- [Task data]:
++++++++++

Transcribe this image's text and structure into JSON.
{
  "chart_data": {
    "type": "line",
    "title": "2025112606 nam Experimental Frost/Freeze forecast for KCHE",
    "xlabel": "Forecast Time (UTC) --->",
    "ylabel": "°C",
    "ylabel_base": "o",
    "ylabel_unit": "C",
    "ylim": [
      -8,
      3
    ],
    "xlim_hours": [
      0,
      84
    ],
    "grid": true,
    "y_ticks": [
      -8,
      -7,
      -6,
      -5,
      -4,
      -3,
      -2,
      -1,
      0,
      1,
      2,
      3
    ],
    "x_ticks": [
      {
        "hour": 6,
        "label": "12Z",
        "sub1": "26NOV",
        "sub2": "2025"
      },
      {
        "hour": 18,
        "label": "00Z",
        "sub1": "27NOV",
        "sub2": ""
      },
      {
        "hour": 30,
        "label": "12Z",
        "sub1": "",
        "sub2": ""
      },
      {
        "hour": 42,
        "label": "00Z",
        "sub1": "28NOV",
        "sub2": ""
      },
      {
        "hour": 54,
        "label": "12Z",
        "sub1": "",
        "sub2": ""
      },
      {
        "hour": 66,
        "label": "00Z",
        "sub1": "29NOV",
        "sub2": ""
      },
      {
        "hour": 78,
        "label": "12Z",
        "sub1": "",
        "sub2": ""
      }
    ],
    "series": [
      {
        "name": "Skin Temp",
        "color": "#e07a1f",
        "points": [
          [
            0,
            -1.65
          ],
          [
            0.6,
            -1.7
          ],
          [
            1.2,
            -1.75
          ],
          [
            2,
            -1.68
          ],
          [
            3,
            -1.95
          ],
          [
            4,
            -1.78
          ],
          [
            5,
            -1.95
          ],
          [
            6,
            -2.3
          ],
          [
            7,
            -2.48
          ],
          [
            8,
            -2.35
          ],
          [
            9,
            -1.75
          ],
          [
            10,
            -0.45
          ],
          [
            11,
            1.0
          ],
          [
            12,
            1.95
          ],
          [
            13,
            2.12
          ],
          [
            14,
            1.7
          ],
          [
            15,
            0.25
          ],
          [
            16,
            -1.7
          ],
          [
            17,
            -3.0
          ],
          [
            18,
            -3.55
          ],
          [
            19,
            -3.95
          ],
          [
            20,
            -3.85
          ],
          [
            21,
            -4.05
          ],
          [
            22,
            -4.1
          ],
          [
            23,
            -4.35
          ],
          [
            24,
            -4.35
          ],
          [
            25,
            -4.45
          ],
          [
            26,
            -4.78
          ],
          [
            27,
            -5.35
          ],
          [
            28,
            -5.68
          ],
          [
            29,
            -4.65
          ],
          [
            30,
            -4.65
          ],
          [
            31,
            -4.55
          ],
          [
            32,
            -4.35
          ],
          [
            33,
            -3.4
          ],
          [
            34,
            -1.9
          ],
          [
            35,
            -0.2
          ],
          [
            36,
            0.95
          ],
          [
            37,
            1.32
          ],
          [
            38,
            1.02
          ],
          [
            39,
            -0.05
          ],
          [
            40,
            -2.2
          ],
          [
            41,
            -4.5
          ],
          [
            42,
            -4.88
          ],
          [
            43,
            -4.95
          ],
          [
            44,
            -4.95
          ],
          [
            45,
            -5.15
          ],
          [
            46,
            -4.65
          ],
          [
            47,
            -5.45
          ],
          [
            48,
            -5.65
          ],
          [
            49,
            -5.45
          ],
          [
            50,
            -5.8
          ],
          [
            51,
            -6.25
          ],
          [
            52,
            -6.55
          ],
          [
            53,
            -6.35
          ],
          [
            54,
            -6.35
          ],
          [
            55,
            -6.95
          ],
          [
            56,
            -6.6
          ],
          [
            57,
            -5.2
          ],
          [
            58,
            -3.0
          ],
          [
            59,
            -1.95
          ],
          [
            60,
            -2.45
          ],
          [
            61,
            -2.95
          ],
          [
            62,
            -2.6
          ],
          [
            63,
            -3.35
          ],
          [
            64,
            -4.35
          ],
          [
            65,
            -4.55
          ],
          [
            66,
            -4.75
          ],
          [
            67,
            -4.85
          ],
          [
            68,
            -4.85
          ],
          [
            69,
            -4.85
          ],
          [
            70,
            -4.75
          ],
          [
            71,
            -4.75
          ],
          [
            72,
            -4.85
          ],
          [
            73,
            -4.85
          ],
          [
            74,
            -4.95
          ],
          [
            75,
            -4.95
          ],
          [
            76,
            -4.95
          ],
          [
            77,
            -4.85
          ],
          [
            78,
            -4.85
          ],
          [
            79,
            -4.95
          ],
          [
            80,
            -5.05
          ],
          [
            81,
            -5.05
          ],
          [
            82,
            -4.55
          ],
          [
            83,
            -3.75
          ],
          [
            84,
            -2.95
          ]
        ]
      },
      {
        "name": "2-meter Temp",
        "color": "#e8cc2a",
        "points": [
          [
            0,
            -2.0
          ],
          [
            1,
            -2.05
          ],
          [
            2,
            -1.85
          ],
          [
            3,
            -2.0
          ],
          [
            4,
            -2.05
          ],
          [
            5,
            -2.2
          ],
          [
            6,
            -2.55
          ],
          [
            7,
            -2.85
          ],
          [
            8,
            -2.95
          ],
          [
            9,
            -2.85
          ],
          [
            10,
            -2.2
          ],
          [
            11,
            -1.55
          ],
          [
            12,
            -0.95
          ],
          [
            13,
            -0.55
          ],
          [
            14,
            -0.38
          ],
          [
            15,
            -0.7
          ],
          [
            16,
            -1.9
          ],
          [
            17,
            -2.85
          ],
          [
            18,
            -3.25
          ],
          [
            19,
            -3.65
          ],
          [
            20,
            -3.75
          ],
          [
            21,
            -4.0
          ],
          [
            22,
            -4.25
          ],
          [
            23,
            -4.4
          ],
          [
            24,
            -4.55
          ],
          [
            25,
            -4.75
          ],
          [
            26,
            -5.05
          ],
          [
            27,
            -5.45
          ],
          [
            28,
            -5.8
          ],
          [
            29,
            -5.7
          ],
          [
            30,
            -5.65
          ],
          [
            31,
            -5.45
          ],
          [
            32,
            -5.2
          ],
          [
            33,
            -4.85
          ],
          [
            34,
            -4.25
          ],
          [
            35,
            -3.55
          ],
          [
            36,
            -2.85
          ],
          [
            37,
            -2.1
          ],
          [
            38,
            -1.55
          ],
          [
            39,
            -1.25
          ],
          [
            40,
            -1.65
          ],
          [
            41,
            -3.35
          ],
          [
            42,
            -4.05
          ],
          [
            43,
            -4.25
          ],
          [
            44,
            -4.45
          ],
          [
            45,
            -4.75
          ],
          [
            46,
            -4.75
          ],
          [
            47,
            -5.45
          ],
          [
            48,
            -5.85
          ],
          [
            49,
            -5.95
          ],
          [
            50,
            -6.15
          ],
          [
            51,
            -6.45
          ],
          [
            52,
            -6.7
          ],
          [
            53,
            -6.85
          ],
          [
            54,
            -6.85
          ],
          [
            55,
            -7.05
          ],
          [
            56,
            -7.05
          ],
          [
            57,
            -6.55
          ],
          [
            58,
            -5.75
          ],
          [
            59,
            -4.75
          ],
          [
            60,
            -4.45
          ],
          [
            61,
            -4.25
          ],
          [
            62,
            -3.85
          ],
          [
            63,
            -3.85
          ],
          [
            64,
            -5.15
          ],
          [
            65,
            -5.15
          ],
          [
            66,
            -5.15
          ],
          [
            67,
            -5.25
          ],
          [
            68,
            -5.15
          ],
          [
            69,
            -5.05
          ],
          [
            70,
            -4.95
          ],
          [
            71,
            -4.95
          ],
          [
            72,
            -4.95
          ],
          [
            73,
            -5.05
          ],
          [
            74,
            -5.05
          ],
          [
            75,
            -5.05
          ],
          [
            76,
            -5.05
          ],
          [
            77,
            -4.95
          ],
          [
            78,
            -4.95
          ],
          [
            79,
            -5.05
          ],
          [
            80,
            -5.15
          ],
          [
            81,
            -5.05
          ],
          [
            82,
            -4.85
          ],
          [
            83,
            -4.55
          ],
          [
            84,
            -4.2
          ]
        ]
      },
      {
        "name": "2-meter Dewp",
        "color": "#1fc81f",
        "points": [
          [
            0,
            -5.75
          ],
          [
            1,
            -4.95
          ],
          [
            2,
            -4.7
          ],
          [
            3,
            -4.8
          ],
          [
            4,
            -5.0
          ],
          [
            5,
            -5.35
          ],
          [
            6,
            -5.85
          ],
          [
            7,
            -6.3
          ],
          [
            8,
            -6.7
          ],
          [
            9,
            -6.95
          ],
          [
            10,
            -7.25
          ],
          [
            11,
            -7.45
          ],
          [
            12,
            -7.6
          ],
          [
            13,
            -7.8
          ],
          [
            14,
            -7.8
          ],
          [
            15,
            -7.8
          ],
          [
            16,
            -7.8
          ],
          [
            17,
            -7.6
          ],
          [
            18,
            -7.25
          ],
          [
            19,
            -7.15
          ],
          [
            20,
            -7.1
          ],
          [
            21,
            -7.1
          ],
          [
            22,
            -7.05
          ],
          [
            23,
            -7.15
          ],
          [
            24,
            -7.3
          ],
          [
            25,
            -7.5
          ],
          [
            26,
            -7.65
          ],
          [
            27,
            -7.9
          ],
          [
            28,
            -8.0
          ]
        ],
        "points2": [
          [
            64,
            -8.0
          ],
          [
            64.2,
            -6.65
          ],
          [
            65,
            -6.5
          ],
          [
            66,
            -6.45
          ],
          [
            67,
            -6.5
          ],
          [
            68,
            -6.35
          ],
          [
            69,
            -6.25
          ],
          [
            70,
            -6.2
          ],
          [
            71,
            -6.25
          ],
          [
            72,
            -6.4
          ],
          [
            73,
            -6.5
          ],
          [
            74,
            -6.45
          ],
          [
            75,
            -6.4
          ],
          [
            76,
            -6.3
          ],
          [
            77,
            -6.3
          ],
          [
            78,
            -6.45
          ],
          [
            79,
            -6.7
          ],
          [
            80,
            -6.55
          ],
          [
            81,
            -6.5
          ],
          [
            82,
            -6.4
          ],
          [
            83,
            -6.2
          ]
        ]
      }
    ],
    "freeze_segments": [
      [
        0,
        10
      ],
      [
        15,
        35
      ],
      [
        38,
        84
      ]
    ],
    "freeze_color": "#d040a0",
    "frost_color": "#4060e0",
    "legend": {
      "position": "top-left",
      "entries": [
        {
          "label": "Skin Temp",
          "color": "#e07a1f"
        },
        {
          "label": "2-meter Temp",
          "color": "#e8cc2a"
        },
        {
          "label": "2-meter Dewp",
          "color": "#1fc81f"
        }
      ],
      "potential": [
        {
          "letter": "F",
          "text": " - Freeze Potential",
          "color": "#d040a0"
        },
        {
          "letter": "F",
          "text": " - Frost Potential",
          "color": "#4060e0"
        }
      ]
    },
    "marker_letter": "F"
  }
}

++++++++++

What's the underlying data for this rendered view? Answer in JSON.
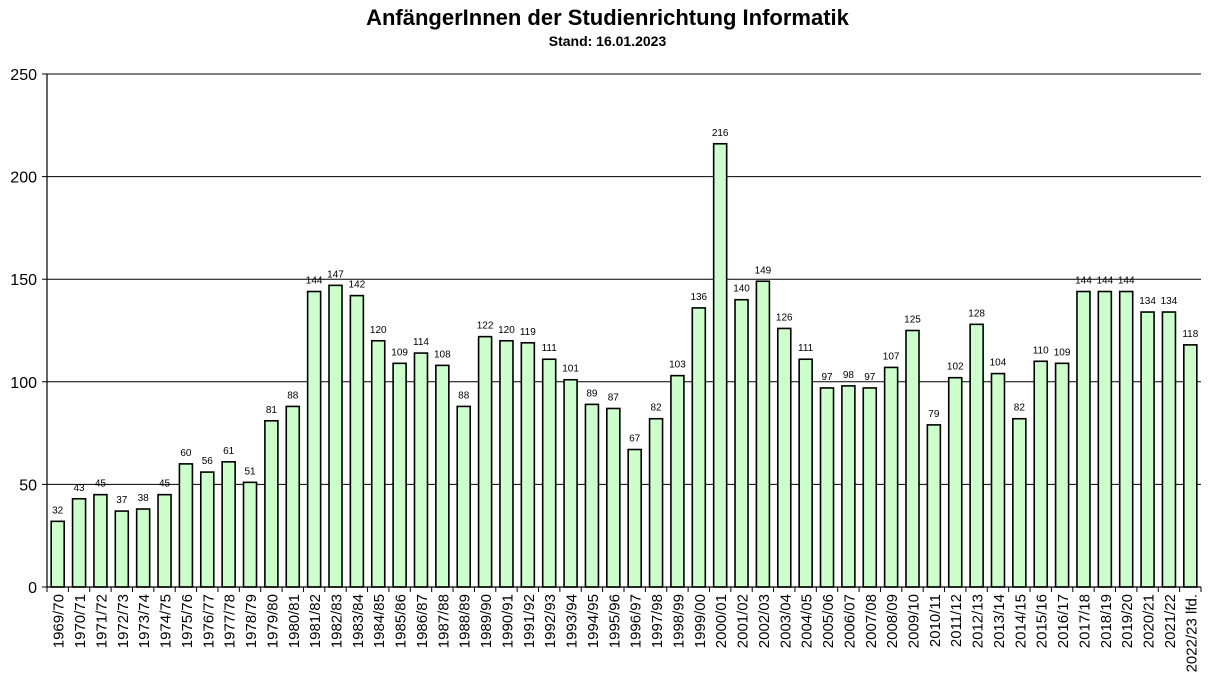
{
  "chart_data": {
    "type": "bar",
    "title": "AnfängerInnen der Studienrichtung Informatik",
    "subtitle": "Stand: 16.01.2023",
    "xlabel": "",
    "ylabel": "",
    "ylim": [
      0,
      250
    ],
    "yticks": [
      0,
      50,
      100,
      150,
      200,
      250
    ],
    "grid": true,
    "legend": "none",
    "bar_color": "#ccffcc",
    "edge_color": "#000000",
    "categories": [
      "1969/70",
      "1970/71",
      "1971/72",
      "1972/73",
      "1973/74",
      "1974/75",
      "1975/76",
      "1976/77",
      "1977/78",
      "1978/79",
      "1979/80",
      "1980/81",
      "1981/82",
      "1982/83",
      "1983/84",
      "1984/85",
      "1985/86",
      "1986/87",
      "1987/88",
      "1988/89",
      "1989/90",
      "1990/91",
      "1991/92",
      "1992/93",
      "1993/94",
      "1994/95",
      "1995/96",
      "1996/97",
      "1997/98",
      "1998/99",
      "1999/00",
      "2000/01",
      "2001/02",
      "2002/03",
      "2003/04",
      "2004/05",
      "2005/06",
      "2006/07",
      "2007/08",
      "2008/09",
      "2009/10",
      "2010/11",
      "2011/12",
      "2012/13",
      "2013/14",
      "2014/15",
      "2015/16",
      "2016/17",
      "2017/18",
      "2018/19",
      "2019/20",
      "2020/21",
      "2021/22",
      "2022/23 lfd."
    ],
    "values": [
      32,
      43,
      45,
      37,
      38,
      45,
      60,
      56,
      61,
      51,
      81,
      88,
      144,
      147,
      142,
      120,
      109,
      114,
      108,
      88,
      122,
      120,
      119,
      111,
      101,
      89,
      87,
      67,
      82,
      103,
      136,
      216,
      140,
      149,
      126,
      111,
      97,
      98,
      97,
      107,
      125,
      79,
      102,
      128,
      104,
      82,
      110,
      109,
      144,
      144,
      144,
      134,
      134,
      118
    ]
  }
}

++++++++++

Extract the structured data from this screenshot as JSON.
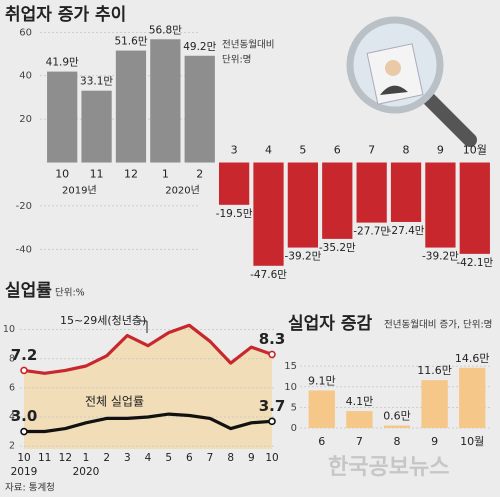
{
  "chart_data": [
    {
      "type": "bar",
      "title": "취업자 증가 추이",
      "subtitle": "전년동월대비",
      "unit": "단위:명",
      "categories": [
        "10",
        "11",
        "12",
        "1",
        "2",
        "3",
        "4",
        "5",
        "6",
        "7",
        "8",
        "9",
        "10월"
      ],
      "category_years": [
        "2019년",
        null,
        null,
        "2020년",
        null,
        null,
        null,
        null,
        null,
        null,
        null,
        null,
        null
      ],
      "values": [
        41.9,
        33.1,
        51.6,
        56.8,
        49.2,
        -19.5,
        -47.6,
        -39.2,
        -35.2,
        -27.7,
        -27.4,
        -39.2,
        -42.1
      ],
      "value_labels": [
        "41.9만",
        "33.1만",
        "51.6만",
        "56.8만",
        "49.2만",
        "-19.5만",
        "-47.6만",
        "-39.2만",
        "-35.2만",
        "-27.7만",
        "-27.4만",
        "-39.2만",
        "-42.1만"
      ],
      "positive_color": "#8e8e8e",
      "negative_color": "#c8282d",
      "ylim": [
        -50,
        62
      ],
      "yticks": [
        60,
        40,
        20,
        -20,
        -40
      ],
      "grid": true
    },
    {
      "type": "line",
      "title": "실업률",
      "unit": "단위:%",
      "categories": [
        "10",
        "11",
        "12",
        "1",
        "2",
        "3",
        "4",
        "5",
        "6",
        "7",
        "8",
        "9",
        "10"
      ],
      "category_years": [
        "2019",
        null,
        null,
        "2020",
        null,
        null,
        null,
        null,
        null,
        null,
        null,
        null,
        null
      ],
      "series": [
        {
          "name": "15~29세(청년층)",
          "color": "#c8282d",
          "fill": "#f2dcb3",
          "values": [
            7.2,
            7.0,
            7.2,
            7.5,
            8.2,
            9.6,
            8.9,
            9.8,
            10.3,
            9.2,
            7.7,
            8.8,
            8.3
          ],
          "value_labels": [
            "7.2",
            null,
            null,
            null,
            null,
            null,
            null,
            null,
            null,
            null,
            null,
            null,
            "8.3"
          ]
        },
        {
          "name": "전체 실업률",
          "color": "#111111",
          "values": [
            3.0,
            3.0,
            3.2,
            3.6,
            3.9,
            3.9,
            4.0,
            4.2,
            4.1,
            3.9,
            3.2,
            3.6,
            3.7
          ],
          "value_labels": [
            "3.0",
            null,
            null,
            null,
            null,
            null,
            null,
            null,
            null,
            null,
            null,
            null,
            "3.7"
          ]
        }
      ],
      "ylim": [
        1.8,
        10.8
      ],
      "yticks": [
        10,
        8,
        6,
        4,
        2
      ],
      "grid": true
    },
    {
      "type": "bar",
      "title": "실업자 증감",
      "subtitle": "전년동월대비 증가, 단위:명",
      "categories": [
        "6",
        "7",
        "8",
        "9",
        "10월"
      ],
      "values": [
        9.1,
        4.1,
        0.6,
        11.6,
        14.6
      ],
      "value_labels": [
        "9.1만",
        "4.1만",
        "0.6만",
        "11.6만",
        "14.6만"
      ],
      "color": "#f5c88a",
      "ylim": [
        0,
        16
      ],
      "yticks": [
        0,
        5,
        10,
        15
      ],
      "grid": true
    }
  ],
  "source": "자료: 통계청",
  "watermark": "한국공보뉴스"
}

++++++++++

- [The task]:
Copy each line of the preceding data that contains the string "전년동월대비".

- [Solution for this problem]:
      "subtitle": "전년동월대비",
      "subtitle": "전년동월대비 증가, 단위:명",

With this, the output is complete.